- Trabajo por realizar:
[1] Imprime tal cual la parte del fragmento sobre la Defenestración de Praga que comienza con "Las leyendas que" y sigue hasta "de estiércol, decían.".
[2] Prosigue el fragmento sobre la Defenestración de Praga a partir de su última oración.

- Fragmento seleccionado:
:::
Esta fue la Defenestración de Praga, y dejó varias preguntas para los historiadores. La más obvia fue: «¿Cómo pudieron tres hombres escapar con vida de semejante caída?». Por un tramo de la imaginación podríamos persuadirnos de que uno o dos de los hombres habían evitado no sólo la muerte, sino una lesión incapacitante. ¿Pero los tres? El secretario podría haber sobrevivido, factiblemente, aterrizando encima de sus superiores. Pero, incluso si los hombres hubieran escapado ilesos, ¿por qué la turba enloquecida por la venganza no se precipitó al patio para terminar el trabajo que habían comenzado?
Las leyendas que pretendían dar respuestas no tardaron en aparecer. La explicación católica era sencilla: las frenéticas plegarias de los condenados habían sido escuchadas en el cielo y los ángeles habían sido enviados para bajar suavemente a los diputados al suelo. Los católicos estaban convencidos de que esto era una prueba dramática de que Dios estaba de su lado. La respuesta protestante fue, más literalmente, «bajar a la tierra»: las víctimas habían caído en un montón de estiércol, decían.
:::
- Datos proporcionados:

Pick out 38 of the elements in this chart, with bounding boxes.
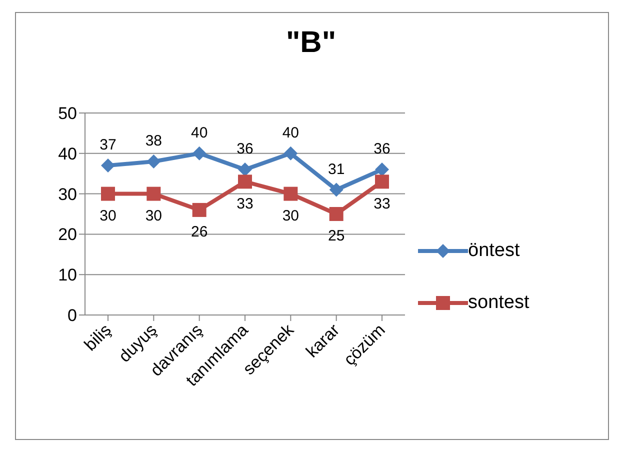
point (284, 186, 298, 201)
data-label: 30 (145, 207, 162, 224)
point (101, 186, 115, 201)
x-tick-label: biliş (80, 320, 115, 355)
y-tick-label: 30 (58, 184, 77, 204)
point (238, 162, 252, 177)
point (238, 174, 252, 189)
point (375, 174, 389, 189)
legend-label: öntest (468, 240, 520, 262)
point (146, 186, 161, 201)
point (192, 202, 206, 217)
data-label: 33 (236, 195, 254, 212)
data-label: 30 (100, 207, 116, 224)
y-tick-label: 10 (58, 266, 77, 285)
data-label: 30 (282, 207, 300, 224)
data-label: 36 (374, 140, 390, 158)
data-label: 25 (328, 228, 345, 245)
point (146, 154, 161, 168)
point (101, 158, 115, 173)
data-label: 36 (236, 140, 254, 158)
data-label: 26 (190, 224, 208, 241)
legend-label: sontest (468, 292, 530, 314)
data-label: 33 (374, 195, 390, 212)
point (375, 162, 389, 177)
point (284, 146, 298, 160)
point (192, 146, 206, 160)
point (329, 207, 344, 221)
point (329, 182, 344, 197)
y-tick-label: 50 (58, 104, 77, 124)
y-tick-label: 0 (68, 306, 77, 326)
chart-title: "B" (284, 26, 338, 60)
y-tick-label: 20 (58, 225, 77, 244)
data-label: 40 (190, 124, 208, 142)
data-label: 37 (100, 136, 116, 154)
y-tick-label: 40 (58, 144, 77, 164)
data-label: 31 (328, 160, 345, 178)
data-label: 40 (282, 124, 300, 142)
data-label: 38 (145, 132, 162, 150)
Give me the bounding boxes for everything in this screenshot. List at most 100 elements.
:::
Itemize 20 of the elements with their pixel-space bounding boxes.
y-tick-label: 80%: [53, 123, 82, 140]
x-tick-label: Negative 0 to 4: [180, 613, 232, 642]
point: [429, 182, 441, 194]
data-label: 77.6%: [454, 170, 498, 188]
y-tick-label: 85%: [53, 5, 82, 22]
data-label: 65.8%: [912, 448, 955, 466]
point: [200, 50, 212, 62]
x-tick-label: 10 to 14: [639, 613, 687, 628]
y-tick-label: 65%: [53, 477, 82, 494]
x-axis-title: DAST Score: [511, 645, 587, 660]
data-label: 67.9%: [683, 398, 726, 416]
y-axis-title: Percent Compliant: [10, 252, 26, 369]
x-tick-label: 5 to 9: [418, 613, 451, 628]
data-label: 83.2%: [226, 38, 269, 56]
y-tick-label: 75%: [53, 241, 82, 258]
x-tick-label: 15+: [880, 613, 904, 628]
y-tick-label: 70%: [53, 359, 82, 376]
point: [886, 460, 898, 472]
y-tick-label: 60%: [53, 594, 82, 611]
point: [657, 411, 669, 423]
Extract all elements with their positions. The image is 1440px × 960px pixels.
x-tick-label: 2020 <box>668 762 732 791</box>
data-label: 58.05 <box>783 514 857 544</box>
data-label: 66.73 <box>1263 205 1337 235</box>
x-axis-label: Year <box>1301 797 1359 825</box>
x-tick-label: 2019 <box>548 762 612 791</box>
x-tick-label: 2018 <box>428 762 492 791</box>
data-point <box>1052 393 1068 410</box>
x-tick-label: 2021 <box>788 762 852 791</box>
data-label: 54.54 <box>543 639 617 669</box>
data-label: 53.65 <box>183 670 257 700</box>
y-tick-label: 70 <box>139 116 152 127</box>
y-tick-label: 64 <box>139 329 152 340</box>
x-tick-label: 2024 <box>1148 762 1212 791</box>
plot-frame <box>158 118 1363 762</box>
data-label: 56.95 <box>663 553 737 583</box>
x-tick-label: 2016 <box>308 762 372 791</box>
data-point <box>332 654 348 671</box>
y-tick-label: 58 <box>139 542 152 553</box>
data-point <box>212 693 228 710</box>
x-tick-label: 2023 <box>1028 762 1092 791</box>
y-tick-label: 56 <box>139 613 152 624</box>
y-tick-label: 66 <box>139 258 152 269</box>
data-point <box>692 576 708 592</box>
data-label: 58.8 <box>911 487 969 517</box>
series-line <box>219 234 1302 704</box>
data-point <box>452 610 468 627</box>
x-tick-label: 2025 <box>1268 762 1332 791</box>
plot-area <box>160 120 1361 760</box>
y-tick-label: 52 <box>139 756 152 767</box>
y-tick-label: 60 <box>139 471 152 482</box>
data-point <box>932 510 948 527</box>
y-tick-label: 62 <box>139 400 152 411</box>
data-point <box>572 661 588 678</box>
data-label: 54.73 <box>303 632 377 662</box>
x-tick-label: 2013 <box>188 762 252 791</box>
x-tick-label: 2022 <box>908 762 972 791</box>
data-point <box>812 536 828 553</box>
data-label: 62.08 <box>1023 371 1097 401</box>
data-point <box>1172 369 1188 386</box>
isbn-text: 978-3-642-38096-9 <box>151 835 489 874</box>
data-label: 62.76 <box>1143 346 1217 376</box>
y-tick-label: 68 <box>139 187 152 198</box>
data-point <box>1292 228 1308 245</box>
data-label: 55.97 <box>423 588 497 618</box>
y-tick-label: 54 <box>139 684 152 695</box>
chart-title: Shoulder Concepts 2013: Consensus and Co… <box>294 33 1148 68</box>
:::
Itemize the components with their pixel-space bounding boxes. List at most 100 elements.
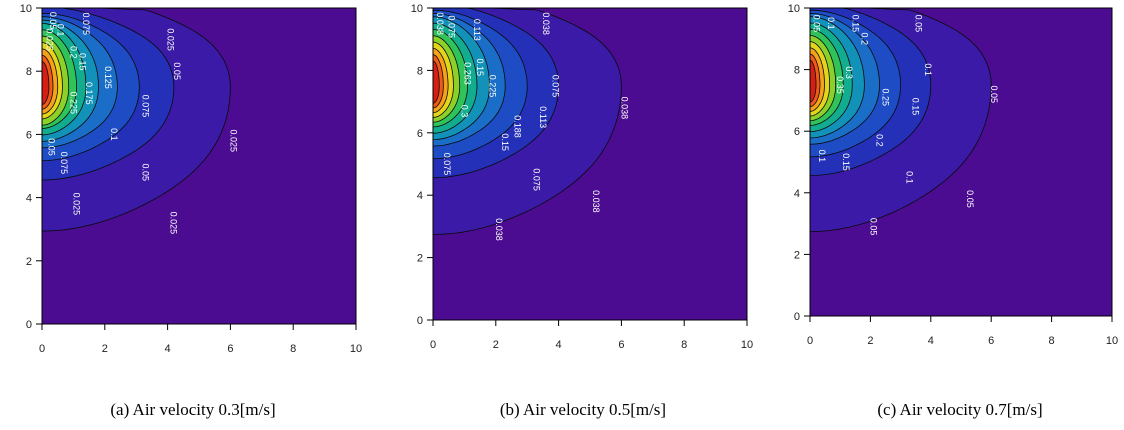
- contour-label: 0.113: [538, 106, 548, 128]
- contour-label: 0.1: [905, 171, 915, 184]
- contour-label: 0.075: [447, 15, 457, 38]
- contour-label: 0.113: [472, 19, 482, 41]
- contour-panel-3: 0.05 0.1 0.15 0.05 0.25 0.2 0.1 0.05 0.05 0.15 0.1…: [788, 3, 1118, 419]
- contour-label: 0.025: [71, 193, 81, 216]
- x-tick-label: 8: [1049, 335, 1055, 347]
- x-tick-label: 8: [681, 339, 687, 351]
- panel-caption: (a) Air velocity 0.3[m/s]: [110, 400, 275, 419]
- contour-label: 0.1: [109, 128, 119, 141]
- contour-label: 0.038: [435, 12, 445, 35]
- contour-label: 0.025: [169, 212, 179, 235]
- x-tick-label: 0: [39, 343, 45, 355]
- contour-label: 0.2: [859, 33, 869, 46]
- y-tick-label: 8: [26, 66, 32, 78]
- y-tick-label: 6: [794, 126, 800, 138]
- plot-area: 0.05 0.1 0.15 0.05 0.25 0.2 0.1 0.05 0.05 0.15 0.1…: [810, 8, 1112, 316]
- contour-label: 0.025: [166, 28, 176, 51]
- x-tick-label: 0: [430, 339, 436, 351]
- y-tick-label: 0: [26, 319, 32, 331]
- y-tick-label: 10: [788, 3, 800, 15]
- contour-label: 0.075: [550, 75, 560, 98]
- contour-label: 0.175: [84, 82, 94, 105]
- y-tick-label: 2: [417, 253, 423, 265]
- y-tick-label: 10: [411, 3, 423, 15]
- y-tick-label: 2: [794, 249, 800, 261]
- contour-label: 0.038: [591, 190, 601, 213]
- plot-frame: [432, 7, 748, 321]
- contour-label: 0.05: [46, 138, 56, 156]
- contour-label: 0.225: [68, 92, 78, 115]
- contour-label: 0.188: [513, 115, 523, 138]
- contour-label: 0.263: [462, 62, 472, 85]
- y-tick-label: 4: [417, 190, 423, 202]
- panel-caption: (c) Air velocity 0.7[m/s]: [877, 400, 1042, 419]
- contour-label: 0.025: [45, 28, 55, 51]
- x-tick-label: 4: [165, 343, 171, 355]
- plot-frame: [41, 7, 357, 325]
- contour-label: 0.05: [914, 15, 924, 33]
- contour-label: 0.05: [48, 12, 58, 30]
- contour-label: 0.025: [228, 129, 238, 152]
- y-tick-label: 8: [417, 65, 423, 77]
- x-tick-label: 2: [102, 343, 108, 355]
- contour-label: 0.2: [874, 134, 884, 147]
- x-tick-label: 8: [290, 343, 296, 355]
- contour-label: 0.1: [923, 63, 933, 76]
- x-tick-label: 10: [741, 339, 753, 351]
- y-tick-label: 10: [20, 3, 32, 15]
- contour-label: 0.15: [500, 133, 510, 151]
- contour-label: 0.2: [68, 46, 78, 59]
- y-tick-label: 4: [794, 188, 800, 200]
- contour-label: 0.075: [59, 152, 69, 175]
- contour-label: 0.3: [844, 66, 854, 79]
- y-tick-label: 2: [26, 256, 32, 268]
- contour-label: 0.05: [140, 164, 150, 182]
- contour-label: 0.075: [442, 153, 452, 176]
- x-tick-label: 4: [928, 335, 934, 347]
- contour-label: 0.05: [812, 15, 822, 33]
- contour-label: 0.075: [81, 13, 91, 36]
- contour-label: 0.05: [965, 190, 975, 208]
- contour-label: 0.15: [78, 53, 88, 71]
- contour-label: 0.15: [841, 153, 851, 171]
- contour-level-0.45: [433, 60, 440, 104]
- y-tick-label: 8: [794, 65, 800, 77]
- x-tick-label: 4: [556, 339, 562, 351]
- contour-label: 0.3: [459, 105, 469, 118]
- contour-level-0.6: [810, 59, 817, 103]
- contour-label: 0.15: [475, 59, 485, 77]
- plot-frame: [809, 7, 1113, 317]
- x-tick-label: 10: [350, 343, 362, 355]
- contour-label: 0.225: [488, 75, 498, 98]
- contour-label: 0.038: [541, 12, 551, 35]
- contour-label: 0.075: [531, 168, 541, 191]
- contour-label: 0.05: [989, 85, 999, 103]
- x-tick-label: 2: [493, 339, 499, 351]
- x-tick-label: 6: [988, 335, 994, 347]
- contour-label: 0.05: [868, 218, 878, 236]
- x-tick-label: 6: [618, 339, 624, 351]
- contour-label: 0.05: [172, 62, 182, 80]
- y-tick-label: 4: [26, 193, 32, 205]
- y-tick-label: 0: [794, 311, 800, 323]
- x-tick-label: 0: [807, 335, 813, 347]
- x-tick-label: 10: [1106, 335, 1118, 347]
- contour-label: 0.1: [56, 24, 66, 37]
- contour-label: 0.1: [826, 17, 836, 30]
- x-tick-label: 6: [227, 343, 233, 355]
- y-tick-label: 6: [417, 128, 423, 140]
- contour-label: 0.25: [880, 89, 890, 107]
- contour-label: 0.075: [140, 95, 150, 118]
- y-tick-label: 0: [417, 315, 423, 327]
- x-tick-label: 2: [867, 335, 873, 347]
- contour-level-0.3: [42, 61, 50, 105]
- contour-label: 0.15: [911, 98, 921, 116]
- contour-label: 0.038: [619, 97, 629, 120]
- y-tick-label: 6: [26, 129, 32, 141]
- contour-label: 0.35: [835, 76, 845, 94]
:::
- Respuestas:
[1]
Las leyendas que pretendían dar respuestas no tardaron en aparecer. La explicación católica era sencilla: las frenéticas plegarias de los condenados habían sido escuchadas en el cielo y los ángeles habían sido enviados para bajar suavemente a los diputados al suelo. Los católicos estaban convencidos de que esto era una prueba dramática de que Dios estaba de su lado. La respuesta protestante fue, más literalmente, «bajar a la tierra»: las víctimas habían caído en un montón de estiércol, decían.

[2]
¿Se sostiene esta historia? En los siglos anteriores a la eliminación eficaz de las aguas residuales, estos estercoleros existían y eran limpiados periódicamente por los carreteros contratados para la desagradable tarea. En un gran complejo de castillos como el de Hradčany, ocupado por cientos de funcionarios, cortesanos y sirvientes, los desechos humanos debían acumularse con bastante rapidez. Así que la versión protestante de los hechos es quizás factible, aunque suena como un contragolpe tardío a la teoría del «milagro divino».
Cualquier intento de análisis alternativo de los acontecimientos del 23 de mayo de 1618 nos lleva a la espesura de la especulación. ¿Podría la turba de Thurn haber tenido como objetivo la humillación, más que el asesinato? ¿Podrían haber arrojado a los tres representantes reales desde una ventana inferior como demostración de desprecio? Pues bien, un acontecimiento anterior en la historia de Praga -y que debió de resultar familiar a los autores- sugiere que sabían exactamente lo que estaban haciendo, o intentando hacer.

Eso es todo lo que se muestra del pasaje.